- [RECORDED DATA]:

━━━━━━━━

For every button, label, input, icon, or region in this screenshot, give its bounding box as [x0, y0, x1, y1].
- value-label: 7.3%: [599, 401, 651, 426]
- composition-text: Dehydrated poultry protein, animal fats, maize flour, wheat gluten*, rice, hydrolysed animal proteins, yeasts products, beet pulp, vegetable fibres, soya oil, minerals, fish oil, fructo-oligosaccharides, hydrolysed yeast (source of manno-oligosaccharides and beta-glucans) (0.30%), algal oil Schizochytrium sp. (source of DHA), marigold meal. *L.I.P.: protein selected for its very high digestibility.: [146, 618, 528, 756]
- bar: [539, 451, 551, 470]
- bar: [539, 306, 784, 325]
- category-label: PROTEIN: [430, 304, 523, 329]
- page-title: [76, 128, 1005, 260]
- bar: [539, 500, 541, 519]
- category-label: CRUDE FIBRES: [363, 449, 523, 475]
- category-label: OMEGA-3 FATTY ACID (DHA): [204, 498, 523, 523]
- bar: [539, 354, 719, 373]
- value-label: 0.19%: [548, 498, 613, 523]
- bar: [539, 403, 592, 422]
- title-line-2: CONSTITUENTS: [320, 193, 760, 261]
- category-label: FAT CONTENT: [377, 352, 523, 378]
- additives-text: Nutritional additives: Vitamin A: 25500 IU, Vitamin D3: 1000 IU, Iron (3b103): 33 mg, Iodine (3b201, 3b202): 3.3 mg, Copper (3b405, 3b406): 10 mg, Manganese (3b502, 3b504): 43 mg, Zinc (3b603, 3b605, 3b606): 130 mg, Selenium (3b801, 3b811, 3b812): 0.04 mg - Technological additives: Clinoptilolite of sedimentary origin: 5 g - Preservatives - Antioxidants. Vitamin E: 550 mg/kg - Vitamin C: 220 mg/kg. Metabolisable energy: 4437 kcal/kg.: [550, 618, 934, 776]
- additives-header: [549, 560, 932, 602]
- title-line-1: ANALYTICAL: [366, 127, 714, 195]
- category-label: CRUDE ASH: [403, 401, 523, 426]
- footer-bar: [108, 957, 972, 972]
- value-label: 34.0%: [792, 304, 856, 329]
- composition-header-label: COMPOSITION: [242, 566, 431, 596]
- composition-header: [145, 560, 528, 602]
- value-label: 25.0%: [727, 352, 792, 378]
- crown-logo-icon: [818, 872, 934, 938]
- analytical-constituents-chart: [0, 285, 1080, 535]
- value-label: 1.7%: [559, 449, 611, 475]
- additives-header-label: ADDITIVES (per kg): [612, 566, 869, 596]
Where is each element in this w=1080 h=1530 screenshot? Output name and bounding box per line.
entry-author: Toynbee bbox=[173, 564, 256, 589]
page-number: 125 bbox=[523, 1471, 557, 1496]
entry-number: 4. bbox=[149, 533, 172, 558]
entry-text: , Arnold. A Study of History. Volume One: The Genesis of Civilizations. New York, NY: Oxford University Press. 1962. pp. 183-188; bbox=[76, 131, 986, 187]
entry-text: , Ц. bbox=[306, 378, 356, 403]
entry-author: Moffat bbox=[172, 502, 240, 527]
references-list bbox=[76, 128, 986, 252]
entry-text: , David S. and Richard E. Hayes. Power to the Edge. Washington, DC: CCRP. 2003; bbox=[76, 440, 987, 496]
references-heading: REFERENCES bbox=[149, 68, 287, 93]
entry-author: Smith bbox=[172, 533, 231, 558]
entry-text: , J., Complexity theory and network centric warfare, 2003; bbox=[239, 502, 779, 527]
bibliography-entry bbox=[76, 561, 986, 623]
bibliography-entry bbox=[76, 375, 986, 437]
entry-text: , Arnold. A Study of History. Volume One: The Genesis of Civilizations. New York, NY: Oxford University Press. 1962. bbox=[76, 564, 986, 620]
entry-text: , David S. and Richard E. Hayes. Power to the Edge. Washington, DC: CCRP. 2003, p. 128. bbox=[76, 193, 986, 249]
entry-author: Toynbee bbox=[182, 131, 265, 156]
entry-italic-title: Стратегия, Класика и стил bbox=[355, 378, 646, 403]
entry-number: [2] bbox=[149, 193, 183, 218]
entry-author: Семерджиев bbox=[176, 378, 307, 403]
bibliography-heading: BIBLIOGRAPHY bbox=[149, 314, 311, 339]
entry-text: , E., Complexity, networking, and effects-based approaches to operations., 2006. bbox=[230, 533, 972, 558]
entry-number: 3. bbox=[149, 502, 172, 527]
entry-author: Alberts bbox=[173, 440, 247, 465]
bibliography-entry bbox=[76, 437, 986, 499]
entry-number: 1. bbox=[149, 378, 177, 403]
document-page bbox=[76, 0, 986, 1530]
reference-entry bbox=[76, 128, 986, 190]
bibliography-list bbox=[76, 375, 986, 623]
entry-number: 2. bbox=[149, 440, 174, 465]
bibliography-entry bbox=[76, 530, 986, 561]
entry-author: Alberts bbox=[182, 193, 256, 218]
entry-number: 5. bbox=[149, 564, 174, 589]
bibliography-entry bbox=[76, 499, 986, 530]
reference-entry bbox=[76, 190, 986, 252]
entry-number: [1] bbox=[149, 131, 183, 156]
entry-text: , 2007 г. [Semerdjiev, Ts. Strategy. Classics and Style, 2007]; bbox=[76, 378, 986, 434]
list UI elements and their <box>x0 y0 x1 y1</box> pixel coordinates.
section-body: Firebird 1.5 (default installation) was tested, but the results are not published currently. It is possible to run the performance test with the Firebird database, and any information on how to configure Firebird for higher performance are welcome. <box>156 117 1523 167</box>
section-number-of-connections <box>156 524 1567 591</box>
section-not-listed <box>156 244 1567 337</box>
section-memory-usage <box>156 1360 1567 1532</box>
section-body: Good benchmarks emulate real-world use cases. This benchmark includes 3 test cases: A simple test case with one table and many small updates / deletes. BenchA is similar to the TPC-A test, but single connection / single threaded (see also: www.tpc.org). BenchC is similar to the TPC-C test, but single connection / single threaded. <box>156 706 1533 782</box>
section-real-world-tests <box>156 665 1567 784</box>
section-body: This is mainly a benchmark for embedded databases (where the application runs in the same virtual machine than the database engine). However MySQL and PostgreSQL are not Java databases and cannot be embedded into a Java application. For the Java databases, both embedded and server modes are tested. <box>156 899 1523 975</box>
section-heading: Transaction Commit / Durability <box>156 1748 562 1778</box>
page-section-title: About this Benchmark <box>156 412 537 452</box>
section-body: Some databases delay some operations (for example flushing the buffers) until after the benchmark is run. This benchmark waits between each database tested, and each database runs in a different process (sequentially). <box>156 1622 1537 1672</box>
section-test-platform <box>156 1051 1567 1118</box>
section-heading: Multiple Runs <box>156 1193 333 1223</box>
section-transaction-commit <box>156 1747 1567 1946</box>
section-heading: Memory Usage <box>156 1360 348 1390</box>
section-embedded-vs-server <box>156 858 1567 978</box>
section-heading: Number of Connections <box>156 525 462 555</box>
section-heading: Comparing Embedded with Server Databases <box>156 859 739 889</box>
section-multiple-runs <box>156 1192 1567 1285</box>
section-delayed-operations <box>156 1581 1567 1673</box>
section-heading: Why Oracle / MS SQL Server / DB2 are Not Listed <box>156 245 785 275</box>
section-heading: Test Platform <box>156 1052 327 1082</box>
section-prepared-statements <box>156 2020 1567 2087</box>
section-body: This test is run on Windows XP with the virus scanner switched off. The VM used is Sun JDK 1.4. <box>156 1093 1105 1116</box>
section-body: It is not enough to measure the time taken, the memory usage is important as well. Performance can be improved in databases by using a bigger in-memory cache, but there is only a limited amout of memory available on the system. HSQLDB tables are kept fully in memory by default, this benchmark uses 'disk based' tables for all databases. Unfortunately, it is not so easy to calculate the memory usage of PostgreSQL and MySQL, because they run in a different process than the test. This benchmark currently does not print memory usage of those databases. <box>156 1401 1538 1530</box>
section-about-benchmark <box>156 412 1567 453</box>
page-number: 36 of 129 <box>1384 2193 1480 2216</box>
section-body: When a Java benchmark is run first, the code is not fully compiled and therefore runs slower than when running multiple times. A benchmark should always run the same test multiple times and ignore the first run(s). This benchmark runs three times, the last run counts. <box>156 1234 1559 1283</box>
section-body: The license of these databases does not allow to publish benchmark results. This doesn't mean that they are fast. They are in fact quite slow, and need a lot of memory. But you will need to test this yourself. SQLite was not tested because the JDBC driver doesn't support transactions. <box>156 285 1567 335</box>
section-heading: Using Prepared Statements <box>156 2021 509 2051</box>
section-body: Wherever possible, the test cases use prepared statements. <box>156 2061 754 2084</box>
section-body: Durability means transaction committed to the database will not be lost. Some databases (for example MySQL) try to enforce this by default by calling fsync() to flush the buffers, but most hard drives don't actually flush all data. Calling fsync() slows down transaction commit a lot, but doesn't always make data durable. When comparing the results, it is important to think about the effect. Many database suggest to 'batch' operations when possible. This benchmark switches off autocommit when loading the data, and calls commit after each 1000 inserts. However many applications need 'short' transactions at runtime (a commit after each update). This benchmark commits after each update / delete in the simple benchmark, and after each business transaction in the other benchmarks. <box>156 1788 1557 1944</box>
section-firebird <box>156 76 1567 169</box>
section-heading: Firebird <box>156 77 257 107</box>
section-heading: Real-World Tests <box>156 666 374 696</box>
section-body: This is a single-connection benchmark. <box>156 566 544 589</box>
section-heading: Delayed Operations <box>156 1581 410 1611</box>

━━━━━━━━

- [ASSIGNED TASK]: Wherever the string "header" appears in the entries, copy that line.

- [PROBLEM SOLUTION]:
- additives-header: [549, 560, 932, 602]
- composition-header-label: COMPOSITION: [242, 566, 431, 596]
- composition-header: [145, 560, 528, 602]
- additives-header-label: ADDITIVES (per kg): [612, 566, 869, 596]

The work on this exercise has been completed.